• **Prompt**
Everything from the line containing "What text is on this page?" through the final line of the records must be transcribed verbatim; nothing else belongs in the result.

• **Records shown**
★ ★ ★ ★ ★ ★ ★
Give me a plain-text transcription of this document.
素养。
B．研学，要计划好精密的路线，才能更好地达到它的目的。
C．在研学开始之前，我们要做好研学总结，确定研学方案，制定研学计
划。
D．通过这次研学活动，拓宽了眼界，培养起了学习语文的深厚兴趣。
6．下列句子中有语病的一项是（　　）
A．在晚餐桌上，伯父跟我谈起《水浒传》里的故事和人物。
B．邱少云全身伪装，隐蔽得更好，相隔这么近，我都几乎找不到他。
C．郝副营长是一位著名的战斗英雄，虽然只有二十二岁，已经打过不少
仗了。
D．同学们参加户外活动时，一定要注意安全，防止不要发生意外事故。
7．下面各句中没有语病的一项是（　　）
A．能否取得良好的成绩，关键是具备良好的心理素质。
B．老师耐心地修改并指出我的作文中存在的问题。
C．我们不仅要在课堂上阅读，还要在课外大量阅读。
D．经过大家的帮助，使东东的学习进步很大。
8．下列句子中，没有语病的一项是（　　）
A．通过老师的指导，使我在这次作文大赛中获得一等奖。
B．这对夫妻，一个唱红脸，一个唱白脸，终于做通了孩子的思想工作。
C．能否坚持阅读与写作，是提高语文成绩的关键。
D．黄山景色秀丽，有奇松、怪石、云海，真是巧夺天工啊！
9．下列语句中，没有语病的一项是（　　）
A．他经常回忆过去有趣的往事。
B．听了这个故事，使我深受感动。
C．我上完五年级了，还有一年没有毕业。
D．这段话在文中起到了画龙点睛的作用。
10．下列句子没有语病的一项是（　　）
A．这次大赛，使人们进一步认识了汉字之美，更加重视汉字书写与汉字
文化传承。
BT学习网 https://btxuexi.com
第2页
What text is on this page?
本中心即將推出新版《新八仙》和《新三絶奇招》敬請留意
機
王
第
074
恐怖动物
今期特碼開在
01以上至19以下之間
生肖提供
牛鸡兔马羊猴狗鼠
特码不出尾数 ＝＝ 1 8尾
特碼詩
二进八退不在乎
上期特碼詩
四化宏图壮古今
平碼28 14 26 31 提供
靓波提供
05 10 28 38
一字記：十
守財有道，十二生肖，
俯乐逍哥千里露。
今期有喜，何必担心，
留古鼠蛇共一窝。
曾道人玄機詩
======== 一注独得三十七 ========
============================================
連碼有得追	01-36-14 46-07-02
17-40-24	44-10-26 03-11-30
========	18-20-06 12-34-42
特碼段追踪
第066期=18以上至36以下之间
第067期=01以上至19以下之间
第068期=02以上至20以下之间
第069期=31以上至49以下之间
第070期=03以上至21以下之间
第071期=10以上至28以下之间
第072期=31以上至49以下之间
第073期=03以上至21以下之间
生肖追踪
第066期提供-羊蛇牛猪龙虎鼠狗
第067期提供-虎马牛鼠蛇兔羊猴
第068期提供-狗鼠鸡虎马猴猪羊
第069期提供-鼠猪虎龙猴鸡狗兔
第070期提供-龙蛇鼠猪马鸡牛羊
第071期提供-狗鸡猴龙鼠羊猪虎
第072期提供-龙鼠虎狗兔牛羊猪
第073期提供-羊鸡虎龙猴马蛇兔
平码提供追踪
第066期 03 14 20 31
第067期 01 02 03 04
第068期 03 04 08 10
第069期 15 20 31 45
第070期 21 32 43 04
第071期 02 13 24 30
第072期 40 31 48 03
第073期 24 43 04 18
★ ★ ★ ★ ★ ★ ★
• **Response to this task**
What text is on this page?
本中心即將推出新版《新八仙》和《新三絶奇招》敬請留意
機
王
第
074
恐怖动物
今期特碼開在
01以上至19以下之間
生肖提供
牛鸡兔马羊猴狗鼠
特码不出尾数 ＝＝ 1 8尾
特碼詩
二进八退不在乎
上期特碼詩
四化宏图壮古今
平碼28 14 26 31 提供
靓波提供
05 10 28 38
一字記：十
守財有道，十二生肖，
俯乐逍哥千里露。
今期有喜，何必担心，
留古鼠蛇共一窝。
曾道人玄機詩
======== 一注独得三十七 ========
============================================
連碼有得追	01-36-14 46-07-02
17-40-24	44-10-26 03-11-30
========	18-20-06 12-34-42
特碼段追踪
第066期=18以上至36以下之间
第067期=01以上至19以下之间
第068期=02以上至20以下之间
第069期=31以上至49以下之间
第070期=03以上至21以下之间
第071期=10以上至28以下之间
第072期=31以上至49以下之间
第073期=03以上至21以下之间
生肖追踪
第066期提供-羊蛇牛猪龙虎鼠狗
第067期提供-虎马牛鼠蛇兔羊猴
第068期提供-狗鼠鸡虎马猴猪羊
第069期提供-鼠猪虎龙猴鸡狗兔
第070期提供-龙蛇鼠猪马鸡牛羊
第071期提供-狗鸡猴龙鼠羊猪虎
第072期提供-龙鼠虎狗兔牛羊猪
第073期提供-羊鸡虎龙猴马蛇兔
平码提供追踪
第066期 03 14 20 31
第067期 01 02 03 04
第068期 03 04 08 10
第069期 15 20 31 45
第070期 21 32 43 04
第071期 02 13 24 30
第072期 40 31 48 03
第073期 24 43 04 18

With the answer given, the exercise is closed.